SET PROBLEM
Print every record below exactly as written.

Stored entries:
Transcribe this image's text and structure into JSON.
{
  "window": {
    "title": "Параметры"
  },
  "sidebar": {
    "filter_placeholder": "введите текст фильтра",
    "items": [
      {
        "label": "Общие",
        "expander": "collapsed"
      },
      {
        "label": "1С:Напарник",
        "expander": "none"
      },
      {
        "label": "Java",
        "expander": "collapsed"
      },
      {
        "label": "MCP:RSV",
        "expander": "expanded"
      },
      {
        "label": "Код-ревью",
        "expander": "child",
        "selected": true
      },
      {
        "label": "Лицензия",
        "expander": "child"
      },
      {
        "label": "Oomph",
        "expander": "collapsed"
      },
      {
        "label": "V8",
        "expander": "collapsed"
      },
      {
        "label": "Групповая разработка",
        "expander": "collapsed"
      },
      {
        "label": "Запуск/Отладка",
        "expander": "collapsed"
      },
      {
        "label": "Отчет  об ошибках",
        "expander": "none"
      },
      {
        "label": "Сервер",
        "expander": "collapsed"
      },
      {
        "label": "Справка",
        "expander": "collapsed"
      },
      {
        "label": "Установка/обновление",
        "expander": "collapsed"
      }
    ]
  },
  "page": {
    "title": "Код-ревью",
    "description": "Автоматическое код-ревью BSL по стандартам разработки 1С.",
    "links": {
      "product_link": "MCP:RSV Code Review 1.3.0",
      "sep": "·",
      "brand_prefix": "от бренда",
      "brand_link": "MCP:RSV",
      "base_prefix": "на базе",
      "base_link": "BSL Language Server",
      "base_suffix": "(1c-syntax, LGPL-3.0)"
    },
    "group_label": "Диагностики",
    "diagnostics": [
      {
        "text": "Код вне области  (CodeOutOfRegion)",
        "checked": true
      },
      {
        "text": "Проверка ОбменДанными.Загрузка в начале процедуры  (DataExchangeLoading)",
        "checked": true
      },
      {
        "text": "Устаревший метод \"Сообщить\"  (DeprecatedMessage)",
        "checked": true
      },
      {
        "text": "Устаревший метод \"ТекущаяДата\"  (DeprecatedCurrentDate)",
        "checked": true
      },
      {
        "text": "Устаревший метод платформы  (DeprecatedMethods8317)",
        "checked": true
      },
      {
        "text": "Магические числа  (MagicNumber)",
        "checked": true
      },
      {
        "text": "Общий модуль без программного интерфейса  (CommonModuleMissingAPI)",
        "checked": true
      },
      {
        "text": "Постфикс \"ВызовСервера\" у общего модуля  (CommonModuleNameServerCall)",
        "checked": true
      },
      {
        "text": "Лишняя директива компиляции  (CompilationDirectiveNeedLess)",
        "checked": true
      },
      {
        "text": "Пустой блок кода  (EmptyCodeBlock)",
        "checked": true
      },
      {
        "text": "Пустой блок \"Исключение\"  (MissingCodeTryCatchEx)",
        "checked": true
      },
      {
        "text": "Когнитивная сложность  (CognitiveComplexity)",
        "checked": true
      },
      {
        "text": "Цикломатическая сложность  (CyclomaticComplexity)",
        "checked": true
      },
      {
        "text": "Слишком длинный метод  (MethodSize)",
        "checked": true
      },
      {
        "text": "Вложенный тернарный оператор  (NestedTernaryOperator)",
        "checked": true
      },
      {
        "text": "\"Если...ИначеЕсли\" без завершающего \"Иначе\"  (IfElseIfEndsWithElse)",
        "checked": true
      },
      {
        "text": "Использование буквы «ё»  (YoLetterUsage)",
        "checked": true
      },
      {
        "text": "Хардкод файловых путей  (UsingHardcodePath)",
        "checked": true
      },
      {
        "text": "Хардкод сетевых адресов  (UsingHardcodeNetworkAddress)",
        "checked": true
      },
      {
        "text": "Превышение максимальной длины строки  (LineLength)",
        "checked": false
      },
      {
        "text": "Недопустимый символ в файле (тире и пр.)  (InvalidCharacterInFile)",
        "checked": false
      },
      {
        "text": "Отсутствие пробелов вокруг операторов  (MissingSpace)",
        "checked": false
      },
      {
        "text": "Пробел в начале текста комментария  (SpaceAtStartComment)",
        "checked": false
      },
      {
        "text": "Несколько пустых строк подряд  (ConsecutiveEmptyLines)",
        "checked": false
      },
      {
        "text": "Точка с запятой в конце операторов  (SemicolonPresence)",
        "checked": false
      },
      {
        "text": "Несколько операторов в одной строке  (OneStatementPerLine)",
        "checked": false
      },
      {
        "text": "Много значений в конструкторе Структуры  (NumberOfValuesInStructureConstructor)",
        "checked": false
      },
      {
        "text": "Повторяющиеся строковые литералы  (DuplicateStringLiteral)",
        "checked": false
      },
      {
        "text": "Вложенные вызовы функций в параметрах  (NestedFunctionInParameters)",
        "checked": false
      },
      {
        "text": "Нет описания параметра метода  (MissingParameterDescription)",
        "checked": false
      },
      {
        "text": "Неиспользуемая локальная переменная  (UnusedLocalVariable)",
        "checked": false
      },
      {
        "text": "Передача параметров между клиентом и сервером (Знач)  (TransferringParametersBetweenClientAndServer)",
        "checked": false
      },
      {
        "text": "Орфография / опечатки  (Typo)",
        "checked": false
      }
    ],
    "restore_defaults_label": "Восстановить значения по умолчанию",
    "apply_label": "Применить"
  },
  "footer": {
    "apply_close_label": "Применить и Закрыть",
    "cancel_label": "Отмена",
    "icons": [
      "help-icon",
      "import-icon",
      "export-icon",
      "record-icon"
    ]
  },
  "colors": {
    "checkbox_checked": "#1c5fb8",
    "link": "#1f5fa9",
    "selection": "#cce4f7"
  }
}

RESULT FOR THIS TASK
Transcribe this image's text and structure into JSON.
{
  "window": {
    "title": "Параметры"
  },
  "sidebar": {
    "filter_placeholder": "введите текст фильтра",
    "items": [
      {
        "label": "Общие",
        "expander": "collapsed"
      },
      {
        "label": "1С:Напарник",
        "expander": "none"
      },
      {
        "label": "Java",
        "expander": "collapsed"
      },
      {
        "label": "MCP:RSV",
        "expander": "expanded"
      },
      {
        "label": "Код-ревью",
        "expander": "child",
        "selected": true
      },
      {
        "label": "Лицензия",
        "expander": "child"
      },
      {
        "label": "Oomph",
        "expander": "collapsed"
      },
      {
        "label": "V8",
        "expander": "collapsed"
      },
      {
        "label": "Групповая разработка",
        "expander": "collapsed"
      },
      {
        "label": "Запуск/Отладка",
        "expander": "collapsed"
      },
      {
        "label": "Отчет  об ошибках",
        "expander": "none"
      },
      {
        "label": "Сервер",
        "expander": "collapsed"
      },
      {
        "label": "Справка",
        "expander": "collapsed"
      },
      {
        "label": "Установка/обновление",
        "expander": "collapsed"
      }
    ]
  },
  "page": {
    "title": "Код-ревью",
    "description": "Автоматическое код-ревью BSL по стандартам разработки 1С.",
    "links": {
      "product_link": "MCP:RSV Code Review 1.3.0",
      "sep": "·",
      "brand_prefix": "от бренда",
      "brand_link": "MCP:RSV",
      "base_prefix": "на базе",
      "base_link": "BSL Language Server",
      "base_suffix": "(1c-syntax, LGPL-3.0)"
    },
    "group_label": "Диагностики",
    "diagnostics": [
      {
        "text": "Код вне области  (CodeOutOfRegion)",
        "checked": true
      },
      {
        "text": "Проверка ОбменДанными.Загрузка в начале процедуры  (DataExchangeLoading)",
        "checked": true
      },
      {
        "text": "Устаревший метод \"Сообщить\"  (DeprecatedMessage)",
        "checked": true
      },
      {
        "text": "Устаревший метод \"ТекущаяДата\"  (DeprecatedCurrentDate)",
        "checked": true
      },
      {
        "text": "Устаревший метод платформы  (DeprecatedMethods8317)",
        "checked": true
      },
      {
        "text": "Магические числа  (MagicNumber)",
        "checked": true
      },
      {
        "text": "Общий модуль без программного интерфейса  (CommonModuleMissingAPI)",
        "checked": true
      },
      {
        "text": "Постфикс \"ВызовСервера\" у общего модуля  (CommonModuleNameServerCall)",
        "checked": true
      },
      {
        "text": "Лишняя директива компиляции  (CompilationDirectiveNeedLess)",
        "checked": true
      },
      {
        "text": "Пустой блок кода  (EmptyCodeBlock)",
        "checked": true
      },
      {
        "text": "Пустой блок \"Исключение\"  (MissingCodeTryCatchEx)",
        "checked": true
      },
      {
        "text": "Когнитивная сложность  (CognitiveComplexity)",
        "checked": true
      },
      {
        "text": "Цикломатическая сложность  (CyclomaticComplexity)",
        "checked": true
      },
      {
        "text": "Слишком длинный метод  (MethodSize)",
        "checked": true
      },
      {
        "text": "Вложенный тернарный оператор  (NestedTernaryOperator)",
        "checked": true
      },
      {
        "text": "\"Если...ИначеЕсли\" без завершающего \"Иначе\"  (IfElseIfEndsWithElse)",
        "checked": true
      },
      {
        "text": "Использование буквы «ё»  (YoLetterUsage)",
        "checked": true
      },
      {
        "text": "Хардкод файловых путей  (UsingHardcodePath)",
        "checked": true
      },
      {
        "text": "Хардкод сетевых адресов  (UsingHardcodeNetworkAddress)",
        "checked": true
      },
      {
        "text": "Превышение максимальной длины строки  (LineLength)",
        "checked": false
      },
      {
        "text": "Недопустимый символ в файле (тире и пр.)  (InvalidCharacterInFile)",
        "checked": false
      },
      {
        "text": "Отсутствие пробелов вокруг операторов  (MissingSpace)",
        "checked": false
      },
      {
        "text": "Пробел в начале текста комментария  (SpaceAtStartComment)",
        "checked": false
      },
      {
        "text": "Несколько пустых строк подряд  (ConsecutiveEmptyLines)",
        "checked": false
      },
      {
        "text": "Точка с запятой в конце операторов  (SemicolonPresence)",
        "checked": false
      },
      {
        "text": "Несколько операторов в одной строке  (OneStatementPerLine)",
        "checked": false
      },
      {
        "text": "Много значений в конструкторе Структуры  (NumberOfValuesInStructureConstructor)",
        "checked": false
      },
      {
        "text": "Повторяющиеся строковые литералы  (DuplicateStringLiteral)",
        "checked": false
      },
      {
        "text": "Вложенные вызовы функций в параметрах  (NestedFunctionInParameters)",
        "checked": false
      },
      {
        "text": "Нет описания параметра метода  (MissingParameterDescription)",
        "checked": false
      },
      {
        "text": "Неиспользуемая локальная переменная  (UnusedLocalVariable)",
        "checked": false
      },
      {
        "text": "Передача параметров между клиентом и сервером (Знач)  (TransferringParametersBetweenClientAndServer)",
        "checked": false
      },
      {
        "text": "Орфография / опечатки  (Typo)",
        "checked": false
      }
    ],
    "restore_defaults_label": "Восстановить значения по умолчанию",
    "apply_label": "Применить"
  },
  "footer": {
    "apply_close_label": "Применить и Закрыть",
    "cancel_label": "Отмена",
    "icons": [
      "help-icon",
      "import-icon",
      "export-icon",
      "record-icon"
    ]
  },
  "colors": {
    "checkbox_checked": "#1c5fb8",
    "link": "#1f5fa9",
    "selection": "#cce4f7"
  }
}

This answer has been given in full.